> _EXERCISE DIRECTIONS_
Within the records below, find each line that holds the string "view", then copy it.

> _ENTRIES SUPPLIED_
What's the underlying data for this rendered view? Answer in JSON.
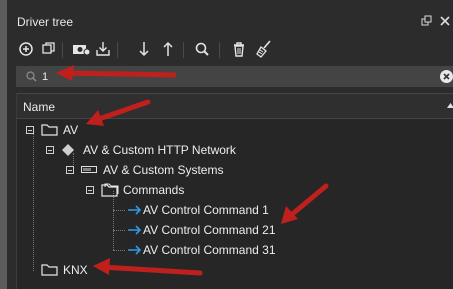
{
  "panel": {
    "title": "Driver tree"
  },
  "search": {
    "value": "1"
  },
  "tree": {
    "column_header": "Name",
    "nodes": [
      {
        "label": "AV"
      },
      {
        "label": "AV & Custom HTTP Network"
      },
      {
        "label": "AV & Custom Systems"
      },
      {
        "label": "Commands"
      },
      {
        "label": "AV Control Command 1"
      },
      {
        "label": "AV Control Command 21"
      },
      {
        "label": "AV Control Command 31"
      },
      {
        "label": "KNX"
      }
    ]
  },
  "colors": {
    "annotation_arrow": "#c0201c",
    "command_arrow": "#2e9be8",
    "background": "#2a2a2a"
  },
  "icons": [
    "float-window-icon",
    "close-panel-icon",
    "add-icon",
    "duplicate-icon",
    "camera-icon",
    "import-icon",
    "move-down-icon",
    "move-up-icon",
    "search-icon",
    "delete-icon",
    "clean-icon",
    "clear-search-icon",
    "sort-asc-icon",
    "folder-icon",
    "diamond-icon",
    "device-icon",
    "command-arrow-icon"
  ]
}
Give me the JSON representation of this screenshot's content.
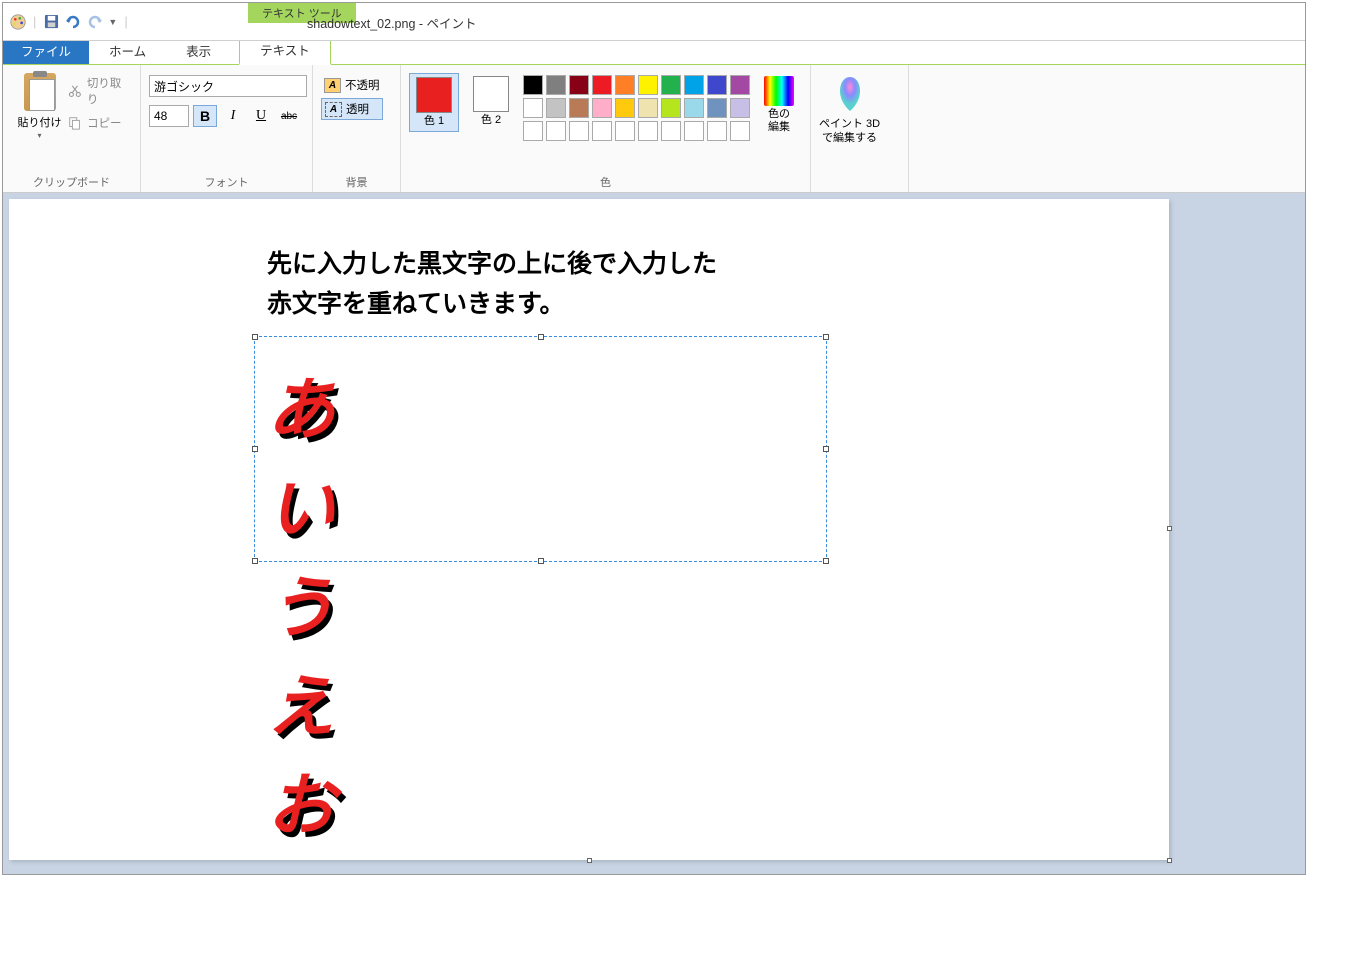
{
  "title_bar": {
    "window_title": "shadowtext_02.png - ペイント",
    "tool_tab": "テキスト ツール"
  },
  "tabs": {
    "file": "ファイル",
    "home": "ホーム",
    "view": "表示",
    "text": "テキスト"
  },
  "ribbon": {
    "clipboard": {
      "paste": "貼り付け",
      "cut": "切り取り",
      "copy": "コピー",
      "group_label": "クリップボード"
    },
    "font": {
      "font_name": "游ゴシック",
      "font_size": "48",
      "bold": "B",
      "italic": "I",
      "underline": "U",
      "strike": "abc",
      "group_label": "フォント"
    },
    "background": {
      "opaque": "不透明",
      "transparent": "透明",
      "group_label": "背景"
    },
    "color": {
      "color1_label": "色 1",
      "color2_label": "色 2",
      "color1_value": "#e82020",
      "color2_value": "#ffffff",
      "edit_label": "色の 編集",
      "palette_row1": [
        "#000000",
        "#7f7f7f",
        "#880015",
        "#ed1c24",
        "#ff7f27",
        "#fff200",
        "#22b14c",
        "#00a2e8",
        "#3f48cc",
        "#a349a4"
      ],
      "palette_row2": [
        "#ffffff",
        "#c3c3c3",
        "#b97a57",
        "#ffaec9",
        "#ffc90e",
        "#efe4b0",
        "#b5e61d",
        "#99d9ea",
        "#7092be",
        "#c8bfe7"
      ],
      "palette_row3": [
        "#ffffff",
        "#ffffff",
        "#ffffff",
        "#ffffff",
        "#ffffff",
        "#ffffff",
        "#ffffff",
        "#ffffff",
        "#ffffff",
        "#ffffff"
      ],
      "group_label": "色"
    },
    "paint3d": {
      "label": "ペイント 3D で編集する"
    }
  },
  "canvas": {
    "text_line1": "先に入力した黒文字の上に後で入力した",
    "text_line2": "赤文字を重ねていきます。",
    "red_text": "あいうえお"
  }
}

> _REPLY_
What's the underlying data for this rendered view? Answer in JSON.
    "view": "表示",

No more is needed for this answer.